Problem requirements >> From the listing below, pick out each line with the word "text".

· · · ·

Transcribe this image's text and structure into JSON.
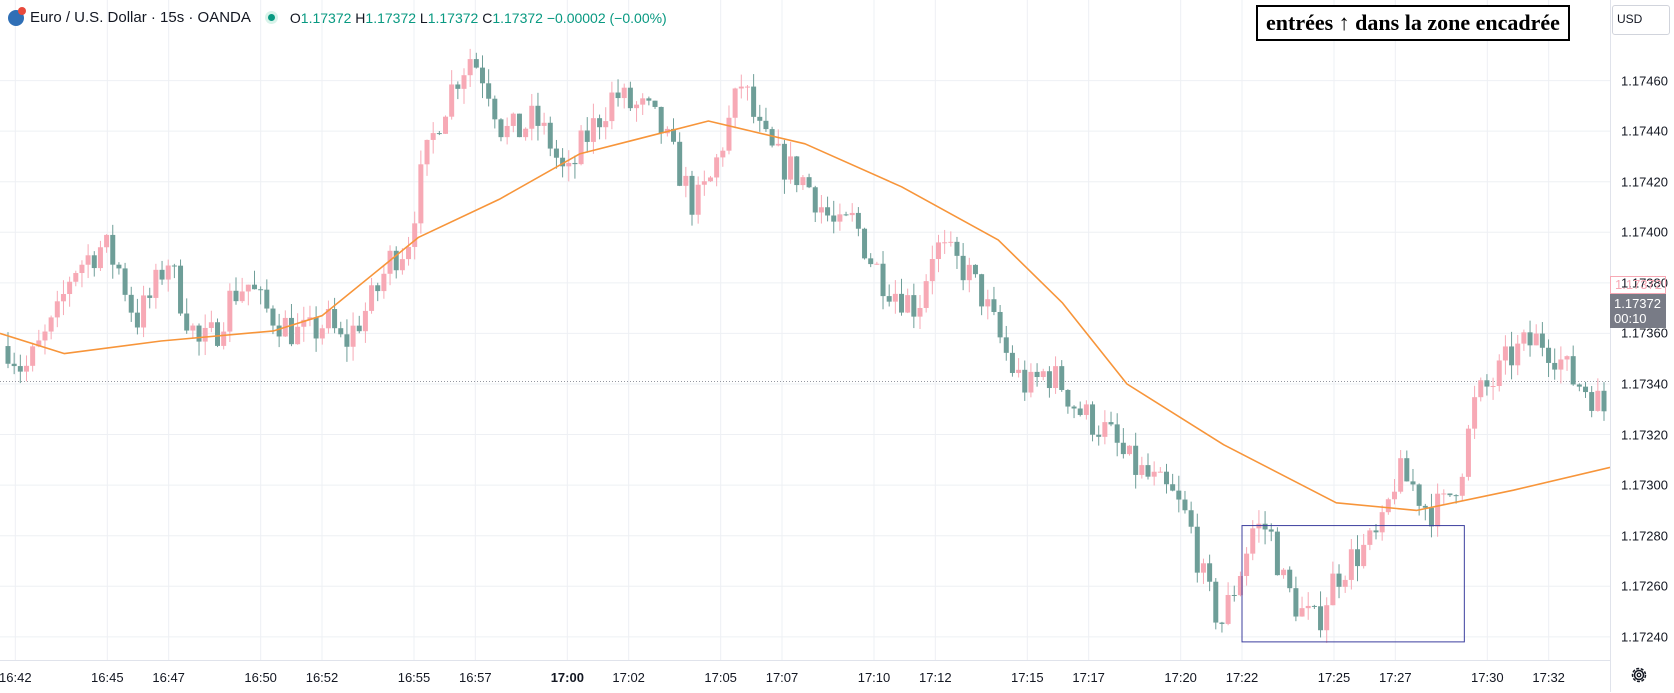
{
  "header": {
    "symbol_title": "Euro / U.S. Dollar · 15s · OANDA",
    "ohlc": {
      "open_key": "O",
      "open": "1.17372",
      "high_key": "H",
      "high": "1.17372",
      "low_key": "L",
      "low": "1.17372",
      "close_key": "C",
      "close": "1.17372",
      "change": "−0.00002 (−0.00%)"
    }
  },
  "annotation": {
    "text": "entrées ↑ dans la zone encadrée"
  },
  "currency": "USD",
  "last_price": {
    "price_up": "1.17372",
    "price": "1.17372",
    "countdown": "00:10"
  },
  "icons": {
    "settings": "gear-icon",
    "logo": "oanda-logo-icon",
    "status": "market-open-dot-icon"
  },
  "colors": {
    "up": "#f7a9b5",
    "down": "#6e9e98",
    "ma": "#f7953a",
    "box": "#3c3f9e"
  },
  "chart_data": {
    "type": "candlestick",
    "interval": "15s",
    "ylim": [
      1.17234,
      1.1748
    ],
    "y_ticks": [
      "1.17460",
      "1.17440",
      "1.17420",
      "1.17400",
      "1.17380",
      "1.17360",
      "1.17340",
      "1.17320",
      "1.17300",
      "1.17280",
      "1.17260",
      "1.17240"
    ],
    "x_ticks": [
      {
        "label": "16:42",
        "t": "16:42"
      },
      {
        "label": "16:45",
        "t": "16:45"
      },
      {
        "label": "16:47",
        "t": "16:47"
      },
      {
        "label": "16:50",
        "t": "16:50"
      },
      {
        "label": "16:52",
        "t": "16:52"
      },
      {
        "label": "16:55",
        "t": "16:55"
      },
      {
        "label": "16:57",
        "t": "16:57"
      },
      {
        "label": "17:00",
        "t": "17:00",
        "bold": true
      },
      {
        "label": "17:02",
        "t": "17:02"
      },
      {
        "label": "17:05",
        "t": "17:05"
      },
      {
        "label": "17:07",
        "t": "17:07"
      },
      {
        "label": "17:10",
        "t": "17:10"
      },
      {
        "label": "17:12",
        "t": "17:12"
      },
      {
        "label": "17:15",
        "t": "17:15"
      },
      {
        "label": "17:17",
        "t": "17:17"
      },
      {
        "label": "17:20",
        "t": "17:20"
      },
      {
        "label": "17:22",
        "t": "17:22"
      },
      {
        "label": "17:25",
        "t": "17:25"
      },
      {
        "label": "17:27",
        "t": "17:27"
      },
      {
        "label": "17:30",
        "t": "17:30"
      },
      {
        "label": "17:32",
        "t": "17:32"
      }
    ],
    "time_range": [
      "16:41:30",
      "17:34:00"
    ],
    "close_path": [
      1.17355,
      1.17345,
      1.17355,
      1.17365,
      1.17385,
      1.1739,
      1.17395,
      1.17385,
      1.17365,
      1.17375,
      1.1739,
      1.1737,
      1.17355,
      1.1736,
      1.17375,
      1.1738,
      1.1737,
      1.17365,
      1.1736,
      1.1736,
      1.17365,
      1.17355,
      1.17365,
      1.17375,
      1.1739,
      1.17395,
      1.17425,
      1.17445,
      1.1746,
      1.1747,
      1.1746,
      1.1744,
      1.1744,
      1.17445,
      1.17435,
      1.1742,
      1.17435,
      1.17445,
      1.17455,
      1.1745,
      1.17448,
      1.1744,
      1.17425,
      1.1741,
      1.1742,
      1.1744,
      1.1746,
      1.1744,
      1.1743,
      1.17425,
      1.1742,
      1.1741,
      1.174,
      1.17405,
      1.1739,
      1.1738,
      1.17375,
      1.1737,
      1.17395,
      1.1739,
      1.17385,
      1.17375,
      1.1736,
      1.17345,
      1.17338,
      1.17345,
      1.1734,
      1.1733,
      1.17325,
      1.1732,
      1.1731,
      1.17305,
      1.173,
      1.17295,
      1.17285,
      1.1726,
      1.17245,
      1.17262,
      1.17283,
      1.17283,
      1.1726,
      1.1725,
      1.17245,
      1.17262,
      1.1727,
      1.17275,
      1.1728,
      1.17305,
      1.173,
      1.1729,
      1.17292,
      1.17305,
      1.17335,
      1.1734,
      1.1735,
      1.17355,
      1.17358,
      1.17352,
      1.17342,
      1.17338,
      1.1733
    ],
    "ma": {
      "label": "",
      "points": [
        [
          0,
          1.1736
        ],
        [
          0.04,
          1.17352
        ],
        [
          0.1,
          1.17357
        ],
        [
          0.17,
          1.17361
        ],
        [
          0.2,
          1.17367
        ],
        [
          0.26,
          1.17398
        ],
        [
          0.31,
          1.17413
        ],
        [
          0.36,
          1.17431
        ],
        [
          0.44,
          1.17444
        ],
        [
          0.5,
          1.17435
        ],
        [
          0.56,
          1.17418
        ],
        [
          0.62,
          1.17397
        ],
        [
          0.66,
          1.17372
        ],
        [
          0.7,
          1.1734
        ],
        [
          0.76,
          1.17316
        ],
        [
          0.83,
          1.17293
        ],
        [
          0.88,
          1.1729
        ],
        [
          0.94,
          1.17298
        ],
        [
          1,
          1.17307
        ]
      ]
    },
    "highlight_box": {
      "t0": "17:22",
      "t1": "17:29:15",
      "y0": 1.17284,
      "y1": 1.17238
    },
    "grid": true,
    "last_price_line": 1.17341
  }
}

· · · ·

Worked solution >>
Transcribe this image's text and structure into JSON.
    "text": "entrées ↑ dans la zone encadrée"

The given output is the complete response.